◆ SHORT TASK ◆
Go through the records and extract every line with the word "области".

* BEGIN RECORD SET *

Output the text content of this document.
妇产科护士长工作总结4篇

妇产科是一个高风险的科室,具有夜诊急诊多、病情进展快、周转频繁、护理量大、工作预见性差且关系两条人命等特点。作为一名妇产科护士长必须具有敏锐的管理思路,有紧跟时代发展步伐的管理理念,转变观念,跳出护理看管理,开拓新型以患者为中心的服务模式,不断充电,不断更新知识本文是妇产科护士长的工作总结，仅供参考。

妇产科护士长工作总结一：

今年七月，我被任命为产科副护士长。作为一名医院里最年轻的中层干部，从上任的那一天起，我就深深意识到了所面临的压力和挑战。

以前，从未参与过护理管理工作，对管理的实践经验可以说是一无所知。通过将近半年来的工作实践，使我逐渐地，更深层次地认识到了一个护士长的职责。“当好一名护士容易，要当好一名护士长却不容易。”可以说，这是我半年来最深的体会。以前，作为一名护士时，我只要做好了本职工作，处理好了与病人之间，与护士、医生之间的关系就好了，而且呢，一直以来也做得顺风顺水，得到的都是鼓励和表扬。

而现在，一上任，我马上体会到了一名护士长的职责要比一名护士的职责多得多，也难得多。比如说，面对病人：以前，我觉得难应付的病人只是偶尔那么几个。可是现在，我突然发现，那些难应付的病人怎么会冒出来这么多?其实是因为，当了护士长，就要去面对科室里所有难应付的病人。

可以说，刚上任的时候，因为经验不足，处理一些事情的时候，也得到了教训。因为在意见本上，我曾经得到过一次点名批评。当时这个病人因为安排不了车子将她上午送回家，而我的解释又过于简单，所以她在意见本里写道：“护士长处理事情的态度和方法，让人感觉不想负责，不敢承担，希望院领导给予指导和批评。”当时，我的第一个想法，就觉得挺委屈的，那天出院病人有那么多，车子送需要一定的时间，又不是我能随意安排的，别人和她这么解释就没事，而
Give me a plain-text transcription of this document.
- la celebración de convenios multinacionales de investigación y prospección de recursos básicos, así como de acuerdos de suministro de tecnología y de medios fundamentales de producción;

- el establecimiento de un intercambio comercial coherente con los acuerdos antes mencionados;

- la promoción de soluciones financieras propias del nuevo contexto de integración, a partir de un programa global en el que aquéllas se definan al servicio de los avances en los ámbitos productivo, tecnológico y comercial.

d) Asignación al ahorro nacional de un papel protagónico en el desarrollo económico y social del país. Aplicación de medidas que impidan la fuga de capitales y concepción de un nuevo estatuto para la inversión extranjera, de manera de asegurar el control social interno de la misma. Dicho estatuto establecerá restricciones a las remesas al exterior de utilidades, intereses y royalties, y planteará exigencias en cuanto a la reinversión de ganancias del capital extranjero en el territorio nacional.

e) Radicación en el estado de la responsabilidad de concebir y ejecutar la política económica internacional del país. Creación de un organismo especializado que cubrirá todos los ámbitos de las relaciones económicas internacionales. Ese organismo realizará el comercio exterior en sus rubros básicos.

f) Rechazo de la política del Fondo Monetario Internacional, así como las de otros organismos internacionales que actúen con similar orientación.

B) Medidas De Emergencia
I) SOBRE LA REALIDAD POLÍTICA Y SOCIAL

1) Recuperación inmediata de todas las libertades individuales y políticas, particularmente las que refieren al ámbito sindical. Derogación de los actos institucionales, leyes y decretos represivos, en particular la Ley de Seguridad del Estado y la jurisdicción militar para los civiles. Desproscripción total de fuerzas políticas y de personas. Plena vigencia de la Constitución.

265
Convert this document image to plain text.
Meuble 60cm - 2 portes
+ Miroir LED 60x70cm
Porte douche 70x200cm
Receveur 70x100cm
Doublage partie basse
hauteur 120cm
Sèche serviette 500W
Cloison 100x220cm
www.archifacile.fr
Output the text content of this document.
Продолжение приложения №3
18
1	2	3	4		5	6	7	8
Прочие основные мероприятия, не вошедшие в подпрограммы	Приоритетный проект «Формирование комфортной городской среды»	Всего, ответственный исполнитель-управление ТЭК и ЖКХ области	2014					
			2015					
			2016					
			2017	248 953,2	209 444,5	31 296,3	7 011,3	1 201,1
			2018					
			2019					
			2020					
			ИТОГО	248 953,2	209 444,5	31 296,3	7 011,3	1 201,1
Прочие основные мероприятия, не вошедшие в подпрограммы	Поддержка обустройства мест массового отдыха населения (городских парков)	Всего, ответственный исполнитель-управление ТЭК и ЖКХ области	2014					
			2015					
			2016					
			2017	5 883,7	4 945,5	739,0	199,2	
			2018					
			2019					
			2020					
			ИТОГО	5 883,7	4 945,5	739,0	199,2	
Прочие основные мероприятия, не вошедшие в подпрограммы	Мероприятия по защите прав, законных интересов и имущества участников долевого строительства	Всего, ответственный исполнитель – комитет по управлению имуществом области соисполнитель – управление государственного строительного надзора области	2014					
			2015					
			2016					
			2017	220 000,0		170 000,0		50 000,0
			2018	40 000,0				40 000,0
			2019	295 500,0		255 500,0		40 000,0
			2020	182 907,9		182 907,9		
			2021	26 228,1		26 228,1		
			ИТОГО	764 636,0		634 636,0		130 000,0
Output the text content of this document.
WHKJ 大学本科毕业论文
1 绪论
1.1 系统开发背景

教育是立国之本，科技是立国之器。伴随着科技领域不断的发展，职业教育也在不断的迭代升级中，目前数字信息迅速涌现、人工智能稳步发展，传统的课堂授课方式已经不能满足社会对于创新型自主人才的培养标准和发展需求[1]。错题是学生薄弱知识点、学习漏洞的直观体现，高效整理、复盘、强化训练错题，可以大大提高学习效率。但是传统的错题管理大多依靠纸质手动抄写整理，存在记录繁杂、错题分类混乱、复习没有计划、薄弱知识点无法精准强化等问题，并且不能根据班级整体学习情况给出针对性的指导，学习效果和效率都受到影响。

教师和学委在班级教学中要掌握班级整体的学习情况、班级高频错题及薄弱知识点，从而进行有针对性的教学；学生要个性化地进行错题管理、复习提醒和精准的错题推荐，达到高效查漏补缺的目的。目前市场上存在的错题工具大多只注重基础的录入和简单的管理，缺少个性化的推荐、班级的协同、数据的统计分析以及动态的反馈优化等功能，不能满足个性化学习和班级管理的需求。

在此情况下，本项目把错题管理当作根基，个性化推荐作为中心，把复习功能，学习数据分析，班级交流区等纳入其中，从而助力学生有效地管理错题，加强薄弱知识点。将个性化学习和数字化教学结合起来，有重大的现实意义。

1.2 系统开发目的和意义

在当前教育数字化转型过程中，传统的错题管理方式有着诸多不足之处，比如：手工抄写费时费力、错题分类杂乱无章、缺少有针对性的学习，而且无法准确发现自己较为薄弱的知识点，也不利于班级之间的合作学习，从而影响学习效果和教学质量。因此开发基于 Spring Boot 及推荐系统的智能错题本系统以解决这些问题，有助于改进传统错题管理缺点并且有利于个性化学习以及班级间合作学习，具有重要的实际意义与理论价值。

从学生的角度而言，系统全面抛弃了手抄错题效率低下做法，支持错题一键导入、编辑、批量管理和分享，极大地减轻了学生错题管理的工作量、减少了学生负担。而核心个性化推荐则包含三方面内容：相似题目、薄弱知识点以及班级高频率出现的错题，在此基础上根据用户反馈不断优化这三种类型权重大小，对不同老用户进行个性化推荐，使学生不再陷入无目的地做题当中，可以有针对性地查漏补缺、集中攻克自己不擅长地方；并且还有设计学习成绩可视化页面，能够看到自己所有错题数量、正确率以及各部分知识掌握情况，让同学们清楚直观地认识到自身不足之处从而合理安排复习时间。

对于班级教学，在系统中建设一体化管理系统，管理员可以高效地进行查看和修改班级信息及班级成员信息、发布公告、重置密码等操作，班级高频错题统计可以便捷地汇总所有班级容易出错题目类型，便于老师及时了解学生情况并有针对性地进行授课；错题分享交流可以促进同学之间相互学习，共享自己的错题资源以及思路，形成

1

* END RECORD SET *

◆ TASK RESPONSE ◆
Прочие основные мероприятия, не вошедшие в подпрограммы	Приоритетный проект «Формирование комфортной городской среды»	Всего, ответственный исполнитель-управление ТЭК и ЖКХ области	2014					
Прочие основные мероприятия, не вошедшие в подпрограммы	Поддержка обустройства мест массового отдыха населения (городских парков)	Всего, ответственный исполнитель-управление ТЭК и ЖКХ области	2014					
Прочие основные мероприятия, не вошедшие в подпрограммы	Мероприятия по защите прав, законных интересов и имущества участников долевого строительства	Всего, ответственный исполнитель – комитет по управлению имуществом области соисполнитель – управление государственного строительного надзора области	2014					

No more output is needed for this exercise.